### What needs to be done
Please put the entries below into a numbered list, starting with the first line and stopping after the line that contains "header-gdp: GDP/capita [150, 94, 265, 159]", and leave out any blank lines.

_ _ _

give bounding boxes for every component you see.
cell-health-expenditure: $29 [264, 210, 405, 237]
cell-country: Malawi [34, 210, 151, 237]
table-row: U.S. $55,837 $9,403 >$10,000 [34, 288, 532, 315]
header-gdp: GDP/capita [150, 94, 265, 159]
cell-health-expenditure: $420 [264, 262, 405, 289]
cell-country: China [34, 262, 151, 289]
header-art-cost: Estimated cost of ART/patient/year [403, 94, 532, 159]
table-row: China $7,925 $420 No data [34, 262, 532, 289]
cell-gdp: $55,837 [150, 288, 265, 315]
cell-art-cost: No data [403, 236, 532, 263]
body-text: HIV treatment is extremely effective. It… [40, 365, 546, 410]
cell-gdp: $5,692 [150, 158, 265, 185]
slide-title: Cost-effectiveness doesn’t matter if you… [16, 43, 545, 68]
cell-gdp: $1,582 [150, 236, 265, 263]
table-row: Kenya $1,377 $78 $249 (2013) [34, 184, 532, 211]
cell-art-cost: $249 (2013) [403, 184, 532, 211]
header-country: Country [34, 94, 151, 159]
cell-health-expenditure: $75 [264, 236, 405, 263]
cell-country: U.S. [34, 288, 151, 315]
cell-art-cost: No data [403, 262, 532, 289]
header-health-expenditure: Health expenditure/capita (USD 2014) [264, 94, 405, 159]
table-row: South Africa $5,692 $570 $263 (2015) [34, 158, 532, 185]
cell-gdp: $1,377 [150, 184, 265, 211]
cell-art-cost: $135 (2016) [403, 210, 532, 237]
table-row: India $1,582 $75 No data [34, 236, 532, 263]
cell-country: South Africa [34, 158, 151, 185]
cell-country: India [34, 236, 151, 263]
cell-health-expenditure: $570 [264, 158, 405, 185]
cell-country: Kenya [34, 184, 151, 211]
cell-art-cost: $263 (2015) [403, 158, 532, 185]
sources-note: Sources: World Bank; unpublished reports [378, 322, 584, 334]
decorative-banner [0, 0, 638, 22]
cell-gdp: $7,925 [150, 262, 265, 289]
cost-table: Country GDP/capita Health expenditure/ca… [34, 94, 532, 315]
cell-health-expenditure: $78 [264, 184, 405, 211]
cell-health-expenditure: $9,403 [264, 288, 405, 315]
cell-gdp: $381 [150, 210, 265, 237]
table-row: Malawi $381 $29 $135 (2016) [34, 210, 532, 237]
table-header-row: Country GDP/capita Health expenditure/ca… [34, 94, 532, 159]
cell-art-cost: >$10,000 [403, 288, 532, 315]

_ _ _

### Response for this exercise
1. give bounding boxes for every component you see.
2. cell-health-expenditure: $29 [264, 210, 405, 237]
3. cell-country: Malawi [34, 210, 151, 237]
4. table-row: U.S. $55,837 $9,403 >$10,000 [34, 288, 532, 315]
5. header-gdp: GDP/capita [150, 94, 265, 159]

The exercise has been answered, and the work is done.